[Records that describe figures]
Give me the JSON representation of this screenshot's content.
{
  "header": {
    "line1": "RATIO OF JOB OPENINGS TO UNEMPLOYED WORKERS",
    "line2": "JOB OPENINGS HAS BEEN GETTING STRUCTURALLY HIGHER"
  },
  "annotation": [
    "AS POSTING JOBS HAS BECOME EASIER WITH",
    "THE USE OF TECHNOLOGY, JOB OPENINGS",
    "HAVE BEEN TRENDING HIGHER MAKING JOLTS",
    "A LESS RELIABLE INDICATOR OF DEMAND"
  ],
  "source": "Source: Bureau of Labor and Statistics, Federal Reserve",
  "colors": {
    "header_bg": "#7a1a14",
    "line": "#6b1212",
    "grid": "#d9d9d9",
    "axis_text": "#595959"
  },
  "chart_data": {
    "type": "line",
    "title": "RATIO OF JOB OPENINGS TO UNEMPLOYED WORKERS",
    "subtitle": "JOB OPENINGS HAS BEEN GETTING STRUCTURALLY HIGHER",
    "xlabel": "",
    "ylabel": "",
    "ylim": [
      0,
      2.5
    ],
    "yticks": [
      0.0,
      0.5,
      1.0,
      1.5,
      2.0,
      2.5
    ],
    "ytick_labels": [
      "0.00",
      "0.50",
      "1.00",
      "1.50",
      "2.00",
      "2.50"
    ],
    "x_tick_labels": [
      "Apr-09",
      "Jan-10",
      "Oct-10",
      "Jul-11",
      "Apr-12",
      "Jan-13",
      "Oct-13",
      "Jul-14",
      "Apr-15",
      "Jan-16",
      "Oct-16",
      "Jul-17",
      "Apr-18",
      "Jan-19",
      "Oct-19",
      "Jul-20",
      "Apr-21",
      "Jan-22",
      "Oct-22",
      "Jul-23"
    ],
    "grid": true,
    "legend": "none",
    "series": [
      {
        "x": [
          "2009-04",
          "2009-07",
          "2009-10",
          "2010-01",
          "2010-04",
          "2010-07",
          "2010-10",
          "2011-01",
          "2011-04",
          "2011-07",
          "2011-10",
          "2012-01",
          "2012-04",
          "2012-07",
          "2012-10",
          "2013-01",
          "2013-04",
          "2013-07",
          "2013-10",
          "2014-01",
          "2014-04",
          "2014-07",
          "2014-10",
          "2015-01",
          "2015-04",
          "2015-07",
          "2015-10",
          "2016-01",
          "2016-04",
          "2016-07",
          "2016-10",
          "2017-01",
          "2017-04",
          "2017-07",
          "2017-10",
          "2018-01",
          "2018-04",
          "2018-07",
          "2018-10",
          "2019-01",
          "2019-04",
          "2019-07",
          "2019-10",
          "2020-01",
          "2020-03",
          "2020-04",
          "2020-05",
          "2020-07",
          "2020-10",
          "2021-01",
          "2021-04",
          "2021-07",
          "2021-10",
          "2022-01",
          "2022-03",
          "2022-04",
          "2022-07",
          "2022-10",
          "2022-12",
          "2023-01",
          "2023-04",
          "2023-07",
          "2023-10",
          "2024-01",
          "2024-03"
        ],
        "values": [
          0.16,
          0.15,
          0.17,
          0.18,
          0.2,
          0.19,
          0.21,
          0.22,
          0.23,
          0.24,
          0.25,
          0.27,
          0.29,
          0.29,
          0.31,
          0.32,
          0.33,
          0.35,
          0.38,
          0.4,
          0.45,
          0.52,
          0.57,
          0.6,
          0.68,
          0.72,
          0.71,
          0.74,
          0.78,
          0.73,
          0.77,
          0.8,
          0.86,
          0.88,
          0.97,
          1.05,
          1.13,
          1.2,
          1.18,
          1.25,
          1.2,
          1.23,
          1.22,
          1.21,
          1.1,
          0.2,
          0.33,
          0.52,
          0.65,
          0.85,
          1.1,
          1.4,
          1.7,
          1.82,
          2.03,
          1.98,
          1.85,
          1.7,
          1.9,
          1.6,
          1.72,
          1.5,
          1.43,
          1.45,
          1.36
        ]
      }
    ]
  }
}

Stated problem: From the listing above, reproduce all the lines exactly.

Answer to this task:
Give me the JSON representation of this screenshot's content.
{
  "header": {
    "line1": "RATIO OF JOB OPENINGS TO UNEMPLOYED WORKERS",
    "line2": "JOB OPENINGS HAS BEEN GETTING STRUCTURALLY HIGHER"
  },
  "annotation": [
    "AS POSTING JOBS HAS BECOME EASIER WITH",
    "THE USE OF TECHNOLOGY, JOB OPENINGS",
    "HAVE BEEN TRENDING HIGHER MAKING JOLTS",
    "A LESS RELIABLE INDICATOR OF DEMAND"
  ],
  "source": "Source: Bureau of Labor and Statistics, Federal Reserve",
  "colors": {
    "header_bg": "#7a1a14",
    "line": "#6b1212",
    "grid": "#d9d9d9",
    "axis_text": "#595959"
  },
  "chart_data": {
    "type": "line",
    "title": "RATIO OF JOB OPENINGS TO UNEMPLOYED WORKERS",
    "subtitle": "JOB OPENINGS HAS BEEN GETTING STRUCTURALLY HIGHER",
    "xlabel": "",
    "ylabel": "",
    "ylim": [
      0,
      2.5
    ],
    "yticks": [
      0.0,
      0.5,
      1.0,
      1.5,
      2.0,
      2.5
    ],
    "ytick_labels": [
      "0.00",
      "0.50",
      "1.00",
      "1.50",
      "2.00",
      "2.50"
    ],
    "x_tick_labels": [
      "Apr-09",
      "Jan-10",
      "Oct-10",
      "Jul-11",
      "Apr-12",
      "Jan-13",
      "Oct-13",
      "Jul-14",
      "Apr-15",
      "Jan-16",
      "Oct-16",
      "Jul-17",
      "Apr-18",
      "Jan-19",
      "Oct-19",
      "Jul-20",
      "Apr-21",
      "Jan-22",
      "Oct-22",
      "Jul-23"
    ],
    "grid": true,
    "legend": "none",
    "series": [
      {
        "x": [
          "2009-04",
          "2009-07",
          "2009-10",
          "2010-01",
          "2010-04",
          "2010-07",
          "2010-10",
          "2011-01",
          "2011-04",
          "2011-07",
          "2011-10",
          "2012-01",
          "2012-04",
          "2012-07",
          "2012-10",
          "2013-01",
          "2013-04",
          "2013-07",
          "2013-10",
          "2014-01",
          "2014-04",
          "2014-07",
          "2014-10",
          "2015-01",
          "2015-04",
          "2015-07",
          "2015-10",
          "2016-01",
          "2016-04",
          "2016-07",
          "2016-10",
          "2017-01",
          "2017-04",
          "2017-07",
          "2017-10",
          "2018-01",
          "2018-04",
          "2018-07",
          "2018-10",
          "2019-01",
          "2019-04",
          "2019-07",
          "2019-10",
          "2020-01",
          "2020-03",
          "2020-04",
          "2020-05",
          "2020-07",
          "2020-10",
          "2021-01",
          "2021-04",
          "2021-07",
          "2021-10",
          "2022-01",
          "2022-03",
          "2022-04",
          "2022-07",
          "2022-10",
          "2022-12",
          "2023-01",
          "2023-04",
          "2023-07",
          "2023-10",
          "2024-01",
          "2024-03"
        ],
        "values": [
          0.16,
          0.15,
          0.17,
          0.18,
          0.2,
          0.19,
          0.21,
          0.22,
          0.23,
          0.24,
          0.25,
          0.27,
          0.29,
          0.29,
          0.31,
          0.32,
          0.33,
          0.35,
          0.38,
          0.4,
          0.45,
          0.52,
          0.57,
          0.6,
          0.68,
          0.72,
          0.71,
          0.74,
          0.78,
          0.73,
          0.77,
          0.8,
          0.86,
          0.88,
          0.97,
          1.05,
          1.13,
          1.2,
          1.18,
          1.25,
          1.2,
          1.23,
          1.22,
          1.21,
          1.1,
          0.2,
          0.33,
          0.52,
          0.65,
          0.85,
          1.1,
          1.4,
          1.7,
          1.82,
          2.03,
          1.98,
          1.85,
          1.7,
          1.9,
          1.6,
          1.72,
          1.5,
          1.43,
          1.45,
          1.36
        ]
      }
    ]
  }
}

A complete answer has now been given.